■ **PROBLEM REQUIREMENTS**: Continue the passage about the LED lamp with a guiding-plane metal heat sink, starting right after its last sentence.

The present invention relates to encapsulation, and particular to an LED lamp structure having a metal heat sink being arranged by guiding planes for receiving LEDs so as to change the angle of light and increase optical efficiency. The metal heat sink is a good heat conductor with high thermal capacity so that heat on LED chips is absorbed quickly and being conducted to a heat conducting base through a large surface thereof. Heat generated from the LED chips of the metal heat sink is dissipated quickly so that temperatures of the LED chips are substantially lowered;

DESCRIPTION OF THE PRIOR ART

Light emitting diode (LED) has advantages of power saving, small size, capability of emitting light in different colors, and environment-friendly. It is well applied on cell phones, automobiles, back light for medium and small size panels, traffic lights, and further into illumination field. Recently, LED illumination for outdoors is extensively developed so as to take the place of traditional illumination. However, high power LED has a thermal problem. The higher the power of the LED is, more heat is generated, and the LED keeps higher temperature. While the temperature of an LED chip goes higher, the light output efficiency is lowered and the life time of the LED chip is shortened. Thus, a good lamp body structure with well heat dissipation ability, suitable for a flat lighting characteristic of a LED, capable of changing angle of light, raising optical efficiency is an important subject to develop.

On the other hand, the prior illuminating device is also improved about heat dissipation such as the Taiwan patent no. M289519 about an ultra high efficiency package structure. According to the patent, a single or multiple LED chips are installed on a carrying surface of a metal heat sink of well thermal conductibility, and the metal heat sink is sat on a heat conducting base through a heat conducting and electrical insulating layer. Three components are combined so as to dissipate heat on the LED chips quickly. However, an LED array arrangement will have the lights been blocked and absorbed by the LED chips so that the lighting efficiency will be lowered. While the quantity of the LED chips or the power of the LED chip is higher, temperature of certain part of LED chips goes too high. Accordingly, a good and simple structure to solve the thermal problem is provided in the following. With guiding planes added to the metal heat sink, a structure of the guiding planes enlarges the heat dissipation area so that heat on the LED chips are dissipated and temperature of the metal heat sink will not become too high. In the same time, the guiding planes can change projecting angle of lights so as to raise optical efficiency. With a surface area added by the metal heat sink, heat on the LED chips of the metal heat sink is absorbed quickly and being conducted to the heat conducting base so that heat on the LED chips of the metal heat sink is dissipated quickly and temperatures of the LED chips are substantially lowered. The comprehensive heat dissipating effect can extend a lifetime of the LED and it is also the technical point that the inventor of the present invention want to solve.

■ **PROVIDED MATERIAL**:
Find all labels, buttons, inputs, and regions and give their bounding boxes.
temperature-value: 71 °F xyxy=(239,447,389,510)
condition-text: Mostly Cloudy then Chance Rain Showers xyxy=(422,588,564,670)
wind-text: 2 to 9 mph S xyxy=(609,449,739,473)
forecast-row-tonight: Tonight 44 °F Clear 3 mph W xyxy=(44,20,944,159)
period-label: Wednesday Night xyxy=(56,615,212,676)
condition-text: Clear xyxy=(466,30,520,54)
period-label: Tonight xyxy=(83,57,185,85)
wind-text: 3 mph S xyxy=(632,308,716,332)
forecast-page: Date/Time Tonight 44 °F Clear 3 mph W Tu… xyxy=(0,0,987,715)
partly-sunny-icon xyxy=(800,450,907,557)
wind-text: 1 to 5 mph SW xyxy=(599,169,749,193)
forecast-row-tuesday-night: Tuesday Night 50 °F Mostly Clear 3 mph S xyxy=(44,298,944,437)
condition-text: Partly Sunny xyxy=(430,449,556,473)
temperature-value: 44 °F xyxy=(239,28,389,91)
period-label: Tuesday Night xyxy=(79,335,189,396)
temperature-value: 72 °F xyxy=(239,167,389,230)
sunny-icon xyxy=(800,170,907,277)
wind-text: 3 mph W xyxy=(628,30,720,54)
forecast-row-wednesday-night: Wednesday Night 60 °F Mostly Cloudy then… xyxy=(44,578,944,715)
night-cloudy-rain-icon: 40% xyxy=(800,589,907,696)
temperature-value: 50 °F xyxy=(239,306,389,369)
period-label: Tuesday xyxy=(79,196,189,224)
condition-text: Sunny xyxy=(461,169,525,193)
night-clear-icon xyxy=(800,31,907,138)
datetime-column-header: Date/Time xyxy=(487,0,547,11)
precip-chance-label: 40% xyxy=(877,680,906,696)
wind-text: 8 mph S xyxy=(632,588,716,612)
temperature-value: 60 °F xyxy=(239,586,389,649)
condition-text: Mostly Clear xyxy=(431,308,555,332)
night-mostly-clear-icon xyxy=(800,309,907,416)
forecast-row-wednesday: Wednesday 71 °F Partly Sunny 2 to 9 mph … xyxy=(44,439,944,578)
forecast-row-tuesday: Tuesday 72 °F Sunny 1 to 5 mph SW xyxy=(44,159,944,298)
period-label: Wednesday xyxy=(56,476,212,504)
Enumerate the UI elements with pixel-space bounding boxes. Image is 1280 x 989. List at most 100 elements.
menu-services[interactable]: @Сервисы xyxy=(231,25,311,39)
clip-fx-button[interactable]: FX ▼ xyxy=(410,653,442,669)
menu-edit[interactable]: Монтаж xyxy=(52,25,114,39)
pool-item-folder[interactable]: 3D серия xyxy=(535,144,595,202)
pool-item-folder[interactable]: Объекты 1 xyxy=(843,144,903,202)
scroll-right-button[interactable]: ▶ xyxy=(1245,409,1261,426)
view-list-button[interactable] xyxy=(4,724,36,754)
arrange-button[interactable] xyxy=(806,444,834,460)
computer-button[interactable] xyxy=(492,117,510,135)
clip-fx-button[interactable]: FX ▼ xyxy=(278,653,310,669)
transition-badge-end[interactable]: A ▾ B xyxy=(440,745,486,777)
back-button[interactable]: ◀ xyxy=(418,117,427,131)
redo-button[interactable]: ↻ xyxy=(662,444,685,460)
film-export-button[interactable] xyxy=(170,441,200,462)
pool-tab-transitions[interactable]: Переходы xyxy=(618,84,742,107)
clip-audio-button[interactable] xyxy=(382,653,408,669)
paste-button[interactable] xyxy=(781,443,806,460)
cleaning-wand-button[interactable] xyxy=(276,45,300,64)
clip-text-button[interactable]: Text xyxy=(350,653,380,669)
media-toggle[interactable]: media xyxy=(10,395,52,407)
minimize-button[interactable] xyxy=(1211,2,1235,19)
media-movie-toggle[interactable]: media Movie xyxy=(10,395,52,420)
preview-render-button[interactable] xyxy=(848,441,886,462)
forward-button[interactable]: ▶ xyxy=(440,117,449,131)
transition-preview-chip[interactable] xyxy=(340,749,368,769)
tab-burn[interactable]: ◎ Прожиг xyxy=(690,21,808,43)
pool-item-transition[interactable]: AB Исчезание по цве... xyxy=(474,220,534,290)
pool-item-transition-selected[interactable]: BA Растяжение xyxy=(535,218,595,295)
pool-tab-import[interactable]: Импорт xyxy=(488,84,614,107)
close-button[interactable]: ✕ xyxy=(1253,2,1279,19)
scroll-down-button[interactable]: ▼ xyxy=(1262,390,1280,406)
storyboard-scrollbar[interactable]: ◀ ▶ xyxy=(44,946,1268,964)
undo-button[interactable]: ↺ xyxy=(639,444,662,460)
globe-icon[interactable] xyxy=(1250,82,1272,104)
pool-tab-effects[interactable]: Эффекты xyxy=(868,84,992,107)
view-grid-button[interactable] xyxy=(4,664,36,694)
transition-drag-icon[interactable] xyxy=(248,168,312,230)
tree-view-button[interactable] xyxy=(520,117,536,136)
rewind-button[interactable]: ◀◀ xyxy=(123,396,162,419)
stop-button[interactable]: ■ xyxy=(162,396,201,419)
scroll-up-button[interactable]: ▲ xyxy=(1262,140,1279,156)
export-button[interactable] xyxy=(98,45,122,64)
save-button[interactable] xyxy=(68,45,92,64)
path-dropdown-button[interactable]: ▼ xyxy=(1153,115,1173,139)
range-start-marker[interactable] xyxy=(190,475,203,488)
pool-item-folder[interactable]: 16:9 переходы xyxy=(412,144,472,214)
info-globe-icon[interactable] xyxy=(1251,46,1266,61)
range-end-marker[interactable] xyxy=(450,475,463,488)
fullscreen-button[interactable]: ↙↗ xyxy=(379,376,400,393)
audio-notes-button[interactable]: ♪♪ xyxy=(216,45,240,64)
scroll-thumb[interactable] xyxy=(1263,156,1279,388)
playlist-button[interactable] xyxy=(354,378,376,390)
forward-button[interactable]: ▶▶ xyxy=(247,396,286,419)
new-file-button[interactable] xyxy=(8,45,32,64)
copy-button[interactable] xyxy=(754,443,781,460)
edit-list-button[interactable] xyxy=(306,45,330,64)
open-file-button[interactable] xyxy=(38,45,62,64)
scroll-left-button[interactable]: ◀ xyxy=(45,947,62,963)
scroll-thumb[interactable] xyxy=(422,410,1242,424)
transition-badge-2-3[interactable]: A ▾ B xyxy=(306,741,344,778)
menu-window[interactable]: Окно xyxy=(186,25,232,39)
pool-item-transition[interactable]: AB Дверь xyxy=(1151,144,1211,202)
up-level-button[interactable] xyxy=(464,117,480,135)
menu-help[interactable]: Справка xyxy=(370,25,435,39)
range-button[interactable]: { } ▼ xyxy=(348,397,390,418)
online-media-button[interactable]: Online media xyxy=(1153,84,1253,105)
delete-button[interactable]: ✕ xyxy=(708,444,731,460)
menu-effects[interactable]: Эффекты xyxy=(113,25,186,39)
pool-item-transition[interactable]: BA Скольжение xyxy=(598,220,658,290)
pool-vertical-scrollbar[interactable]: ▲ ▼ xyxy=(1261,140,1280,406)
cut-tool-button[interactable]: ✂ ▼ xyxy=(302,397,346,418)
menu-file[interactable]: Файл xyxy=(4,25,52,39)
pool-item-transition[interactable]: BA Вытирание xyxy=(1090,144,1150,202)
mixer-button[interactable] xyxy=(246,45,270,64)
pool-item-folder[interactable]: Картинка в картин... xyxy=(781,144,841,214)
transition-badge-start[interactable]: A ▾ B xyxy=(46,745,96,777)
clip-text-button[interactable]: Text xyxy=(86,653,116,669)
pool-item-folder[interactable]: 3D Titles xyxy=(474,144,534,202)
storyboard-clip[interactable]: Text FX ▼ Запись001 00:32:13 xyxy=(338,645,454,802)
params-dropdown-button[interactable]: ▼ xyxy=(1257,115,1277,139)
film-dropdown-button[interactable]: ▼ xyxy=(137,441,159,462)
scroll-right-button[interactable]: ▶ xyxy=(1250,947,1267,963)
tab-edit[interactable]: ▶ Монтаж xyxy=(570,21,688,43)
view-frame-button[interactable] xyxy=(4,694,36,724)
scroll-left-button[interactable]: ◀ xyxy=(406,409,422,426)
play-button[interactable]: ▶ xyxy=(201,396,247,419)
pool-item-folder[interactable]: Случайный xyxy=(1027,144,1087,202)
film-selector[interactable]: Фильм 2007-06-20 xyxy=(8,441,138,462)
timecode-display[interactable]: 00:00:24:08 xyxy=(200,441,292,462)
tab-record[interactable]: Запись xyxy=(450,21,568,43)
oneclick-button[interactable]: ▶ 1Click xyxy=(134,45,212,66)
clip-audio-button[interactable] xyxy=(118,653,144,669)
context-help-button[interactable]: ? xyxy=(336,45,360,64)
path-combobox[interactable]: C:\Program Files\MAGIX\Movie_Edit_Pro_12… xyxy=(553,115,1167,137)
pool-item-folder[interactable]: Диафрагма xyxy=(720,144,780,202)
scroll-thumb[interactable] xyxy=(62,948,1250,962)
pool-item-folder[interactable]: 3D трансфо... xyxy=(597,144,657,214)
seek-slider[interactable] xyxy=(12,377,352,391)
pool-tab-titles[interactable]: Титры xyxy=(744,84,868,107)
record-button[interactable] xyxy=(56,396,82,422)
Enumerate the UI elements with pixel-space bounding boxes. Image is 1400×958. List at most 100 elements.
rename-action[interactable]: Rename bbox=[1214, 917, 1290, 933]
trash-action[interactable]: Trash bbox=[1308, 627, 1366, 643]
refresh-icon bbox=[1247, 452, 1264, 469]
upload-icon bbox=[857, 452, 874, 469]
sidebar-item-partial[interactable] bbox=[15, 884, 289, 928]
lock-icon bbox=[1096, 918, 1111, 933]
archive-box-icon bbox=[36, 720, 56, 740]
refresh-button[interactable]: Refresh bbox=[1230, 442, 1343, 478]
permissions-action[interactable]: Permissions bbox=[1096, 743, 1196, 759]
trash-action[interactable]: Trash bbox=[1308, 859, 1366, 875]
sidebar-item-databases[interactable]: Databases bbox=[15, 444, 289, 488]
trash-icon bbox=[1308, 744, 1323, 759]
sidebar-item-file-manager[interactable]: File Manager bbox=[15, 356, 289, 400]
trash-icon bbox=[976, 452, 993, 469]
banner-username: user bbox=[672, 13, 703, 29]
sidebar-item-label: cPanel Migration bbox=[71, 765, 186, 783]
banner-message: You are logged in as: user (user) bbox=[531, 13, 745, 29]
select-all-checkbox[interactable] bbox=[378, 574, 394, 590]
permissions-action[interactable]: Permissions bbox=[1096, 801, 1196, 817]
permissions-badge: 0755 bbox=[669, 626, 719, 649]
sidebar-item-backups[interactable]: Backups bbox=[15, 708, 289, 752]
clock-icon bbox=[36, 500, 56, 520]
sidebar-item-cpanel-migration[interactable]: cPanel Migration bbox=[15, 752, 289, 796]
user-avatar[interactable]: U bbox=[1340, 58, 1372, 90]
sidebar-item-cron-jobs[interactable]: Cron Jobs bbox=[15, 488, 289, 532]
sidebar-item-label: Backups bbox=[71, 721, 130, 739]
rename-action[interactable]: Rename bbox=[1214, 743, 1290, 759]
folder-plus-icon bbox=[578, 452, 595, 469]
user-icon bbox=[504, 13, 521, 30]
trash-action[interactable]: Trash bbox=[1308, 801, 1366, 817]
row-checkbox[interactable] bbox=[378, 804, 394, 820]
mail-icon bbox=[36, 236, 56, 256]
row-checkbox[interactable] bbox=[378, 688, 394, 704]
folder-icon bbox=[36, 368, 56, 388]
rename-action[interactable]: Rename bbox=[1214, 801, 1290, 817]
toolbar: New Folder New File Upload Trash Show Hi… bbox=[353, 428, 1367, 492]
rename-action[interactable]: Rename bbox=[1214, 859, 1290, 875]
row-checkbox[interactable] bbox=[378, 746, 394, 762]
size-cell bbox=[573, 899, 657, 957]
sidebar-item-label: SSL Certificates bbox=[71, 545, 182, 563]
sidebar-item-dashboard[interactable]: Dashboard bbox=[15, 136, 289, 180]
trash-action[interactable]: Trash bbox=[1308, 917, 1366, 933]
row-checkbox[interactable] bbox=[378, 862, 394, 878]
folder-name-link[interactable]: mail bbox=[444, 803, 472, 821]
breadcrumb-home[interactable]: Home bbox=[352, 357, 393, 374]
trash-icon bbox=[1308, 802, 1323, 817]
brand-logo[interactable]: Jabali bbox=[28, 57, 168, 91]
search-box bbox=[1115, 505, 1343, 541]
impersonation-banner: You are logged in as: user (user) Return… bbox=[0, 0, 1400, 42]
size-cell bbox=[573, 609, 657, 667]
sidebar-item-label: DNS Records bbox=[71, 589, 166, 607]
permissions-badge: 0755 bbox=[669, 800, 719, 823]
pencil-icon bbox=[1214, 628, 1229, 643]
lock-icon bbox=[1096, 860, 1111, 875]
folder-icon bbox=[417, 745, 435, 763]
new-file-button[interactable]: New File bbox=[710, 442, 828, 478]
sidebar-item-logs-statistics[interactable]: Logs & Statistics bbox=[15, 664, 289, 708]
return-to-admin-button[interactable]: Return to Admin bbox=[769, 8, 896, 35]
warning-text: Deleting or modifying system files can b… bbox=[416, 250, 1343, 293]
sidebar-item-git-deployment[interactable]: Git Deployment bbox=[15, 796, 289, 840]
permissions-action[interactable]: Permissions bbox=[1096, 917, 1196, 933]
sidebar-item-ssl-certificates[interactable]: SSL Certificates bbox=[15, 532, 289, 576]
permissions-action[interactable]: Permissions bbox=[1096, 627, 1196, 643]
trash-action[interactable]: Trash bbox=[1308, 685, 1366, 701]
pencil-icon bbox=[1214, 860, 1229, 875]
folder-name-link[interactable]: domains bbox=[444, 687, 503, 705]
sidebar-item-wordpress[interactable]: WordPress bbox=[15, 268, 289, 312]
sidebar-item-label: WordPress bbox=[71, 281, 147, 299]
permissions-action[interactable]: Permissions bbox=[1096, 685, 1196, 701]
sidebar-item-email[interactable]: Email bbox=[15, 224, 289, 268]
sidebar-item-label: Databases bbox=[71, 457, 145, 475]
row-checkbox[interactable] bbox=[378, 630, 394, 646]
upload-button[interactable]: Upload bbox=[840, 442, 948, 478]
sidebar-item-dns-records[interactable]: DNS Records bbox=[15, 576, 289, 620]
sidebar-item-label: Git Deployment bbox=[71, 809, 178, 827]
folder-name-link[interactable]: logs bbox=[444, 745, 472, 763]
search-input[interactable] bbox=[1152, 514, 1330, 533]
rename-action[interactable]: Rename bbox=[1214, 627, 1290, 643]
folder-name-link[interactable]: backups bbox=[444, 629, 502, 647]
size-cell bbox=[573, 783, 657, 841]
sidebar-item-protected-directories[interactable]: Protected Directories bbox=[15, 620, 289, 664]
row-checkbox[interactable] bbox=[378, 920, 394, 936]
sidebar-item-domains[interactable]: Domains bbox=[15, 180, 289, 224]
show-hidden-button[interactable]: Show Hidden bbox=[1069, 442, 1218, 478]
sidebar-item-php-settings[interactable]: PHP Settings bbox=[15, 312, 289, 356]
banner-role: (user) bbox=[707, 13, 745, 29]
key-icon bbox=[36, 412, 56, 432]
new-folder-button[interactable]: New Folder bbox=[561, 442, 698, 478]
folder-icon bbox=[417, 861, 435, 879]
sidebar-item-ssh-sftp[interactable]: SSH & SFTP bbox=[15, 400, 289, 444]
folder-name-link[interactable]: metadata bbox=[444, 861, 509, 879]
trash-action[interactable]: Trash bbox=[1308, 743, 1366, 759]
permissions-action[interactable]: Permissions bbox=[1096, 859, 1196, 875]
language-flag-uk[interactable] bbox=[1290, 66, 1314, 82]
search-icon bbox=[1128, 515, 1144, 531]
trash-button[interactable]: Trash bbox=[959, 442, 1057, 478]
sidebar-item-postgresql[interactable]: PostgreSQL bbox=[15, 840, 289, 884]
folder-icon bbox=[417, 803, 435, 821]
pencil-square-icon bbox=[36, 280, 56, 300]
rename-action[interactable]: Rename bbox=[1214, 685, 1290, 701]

■ **TASK RESULT**:
SUMMARY OF THE PRESENT INVENTION

To achieve above objects, an LED lamp structure according to the present invention includes a reflection cup, a metal heat sink, and a heat conducting base. The heat conducting base has a recess for receiving the metal heat sink. The metal heat sink is formed with guiding planes which are suitable for receiving LEDs so as to change the angle of lights and increase optical efficiency. The metal heat sink is a good heat conductor with high thermal capacity so that heat on a LED chip is absorbed quickly and being conducted to the heat conducting base through a larger surface thereof. Heat generated from the LED chips of the metal heat sink is dissipated quickly so that temperatures of the LED chips are substantially lowered. The reflection cup suitable for the flat LED is fixed to an outer edge of the metal heat sink. The reflection cup has a reflecting curved surface on an inner wall thereof. By the different reflecting curvatures of the reflection cup, different light projection distributions are formed.

BRIEF DESCRIPTION OF THE DRAWINGS

FIG. 1 is an exploded view of the present invention.

FIG. 2 is an assembly view of the present invention.

FIG. 3 is a schematic view showing an embodiment of a metal heat sink of the present invention.

FIG. 4 is an exploded view of another preferable embodiment of the present invention.

FIG. 5 is a schematic view of an embodiment of the present invention.

 DETAILED DESCRIPTION OF THE INVENTION

In order that those skilled in the art can further understand the present invention, a description will be provided in the following in details. However, these descriptions and the appended drawings are only used to cause those skilled in the art to understand the objects, features, and characteristics of the present invention, but not to be used to confine the scope and spirit of the present invention defined in the appended claims.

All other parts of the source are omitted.